> **What you will do**: Return the listing below exactly, with the pictures dropped.
━━ Input for this task ━━
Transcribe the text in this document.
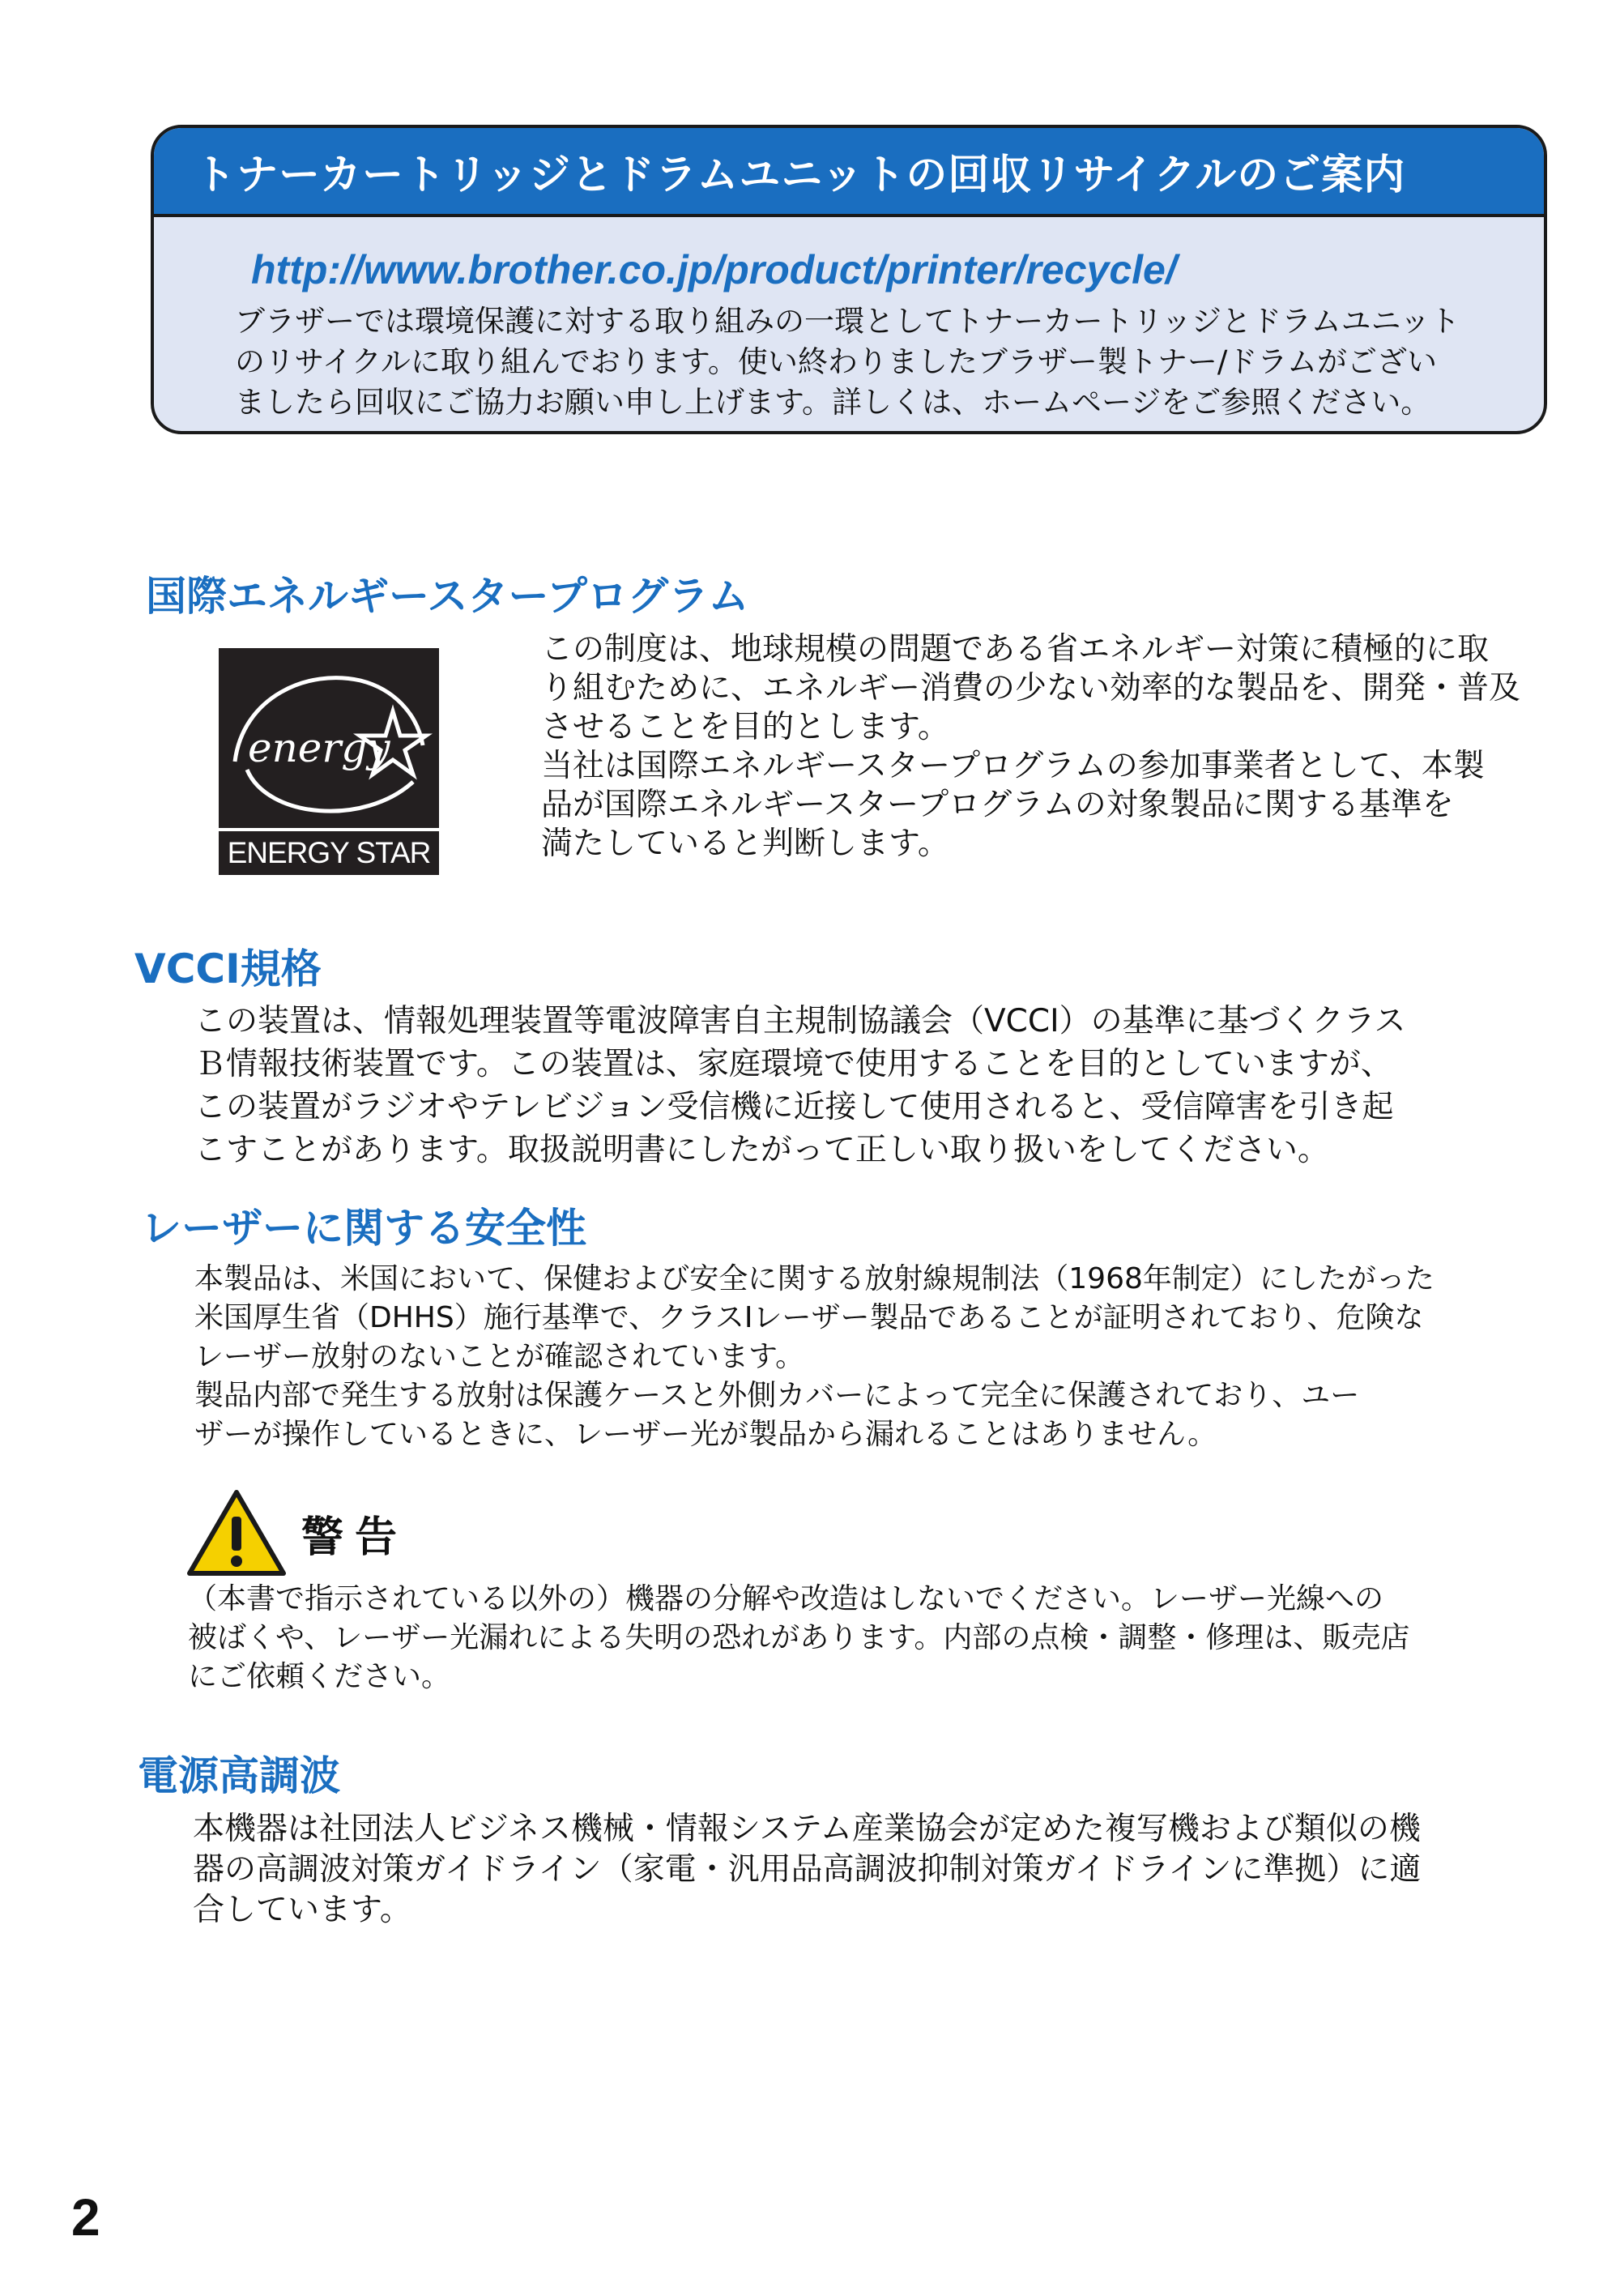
トナーカートリッジとドラムユニットの回収リサイクルのご案内
http://www.brother.co.jp/product/printer/recycle/
ブラザーでは環境保護に対する取り組みの一環としてトナーカートリッジとドラムユニット
のリサイクルに取り組んでおります。使い終わりましたブラザー製トナー/ドラムがござい
ましたら回収にご協力お願い申し上げます。詳しくは、ホームページをご参照ください。
国際エネルギースタープログラム
energy
ENERGY STAR
この制度は、地球規模の問題である省エネルギー対策に積極的に取
り組むために、エネルギー消費の少ない効率的な製品を、開発・普及
させることを目的とします。
当社は国際エネルギースタープログラムの参加事業者として、本製
品が国際エネルギースタープログラムの対象製品に関する基準を
満たしていると判断します。
VCCI規格
この装置は、情報処理装置等電波障害自主規制協議会（VCCI）の基準に基づくクラス
Ｂ情報技術装置です。この装置は、家庭環境で使用することを目的としていますが、
この装置がラジオやテレビジョン受信機に近接して使用されると、受信障害を引き起
こすことがあります。取扱説明書にしたがって正しい取り扱いをしてください。
レーザーに関する安全性
本製品は、米国において、保健および安全に関する放射線規制法（1968年制定）にしたがった
米国厚生省（DHHS）施行基準で、クラスⅠレーザー製品であることが証明されており、危険な
レーザー放射のないことが確認されています。
製品内部で発生する放射は保護ケースと外側カバーによって完全に保護されており、ユー
ザーが操作しているときに、レーザー光が製品から漏れることはありません。
警告
（本書で指示されている以外の）機器の分解や改造はしないでください。レーザー光線への
被ばくや、レーザー光漏れによる失明の恐れがあります。内部の点検・調整・修理は、販売店
にご依頼ください。
電源高調波
本機器は社団法人ビジネス機械・情報システム産業協会が定めた複写機および類似の機
器の高調波対策ガイドライン（家電・汎用品高調波抑制対策ガイドラインに準拠）に適
合しています。
2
━━━
> **Output of the task**:
Transcribe the text in this document.
トナーカートリッジとドラムユニットの回収リサイクルのご案内
http://www.brother.co.jp/product/printer/recycle/
ブラザーでは環境保護に対する取り組みの一環としてトナーカートリッジとドラムユニット
のリサイクルに取り組んでおります。使い終わりましたブラザー製トナー/ドラムがござい
ましたら回収にご協力お願い申し上げます。詳しくは、ホームページをご参照ください。
国際エネルギースタープログラム
energy
ENERGY STAR
この制度は、地球規模の問題である省エネルギー対策に積極的に取
り組むために、エネルギー消費の少ない効率的な製品を、開発・普及
させることを目的とします。
当社は国際エネルギースタープログラムの参加事業者として、本製
品が国際エネルギースタープログラムの対象製品に関する基準を
満たしていると判断します。
VCCI規格
この装置は、情報処理装置等電波障害自主規制協議会（VCCI）の基準に基づくクラス
Ｂ情報技術装置です。この装置は、家庭環境で使用することを目的としていますが、
この装置がラジオやテレビジョン受信機に近接して使用されると、受信障害を引き起
こすことがあります。取扱説明書にしたがって正しい取り扱いをしてください。
レーザーに関する安全性
本製品は、米国において、保健および安全に関する放射線規制法（1968年制定）にしたがった
米国厚生省（DHHS）施行基準で、クラスⅠレーザー製品であることが証明されており、危険な
レーザー放射のないことが確認されています。
製品内部で発生する放射は保護ケースと外側カバーによって完全に保護されており、ユー
ザーが操作しているときに、レーザー光が製品から漏れることはありません。
警告
（本書で指示されている以外の）機器の分解や改造はしないでください。レーザー光線への
被ばくや、レーザー光漏れによる失明の恐れがあります。内部の点検・調整・修理は、販売店
にご依頼ください。
電源高調波
本機器は社団法人ビジネス機械・情報システム産業協会が定めた複写機および類似の機
器の高調波対策ガイドライン（家電・汎用品高調波抑制対策ガイドラインに準拠）に適
合しています。
2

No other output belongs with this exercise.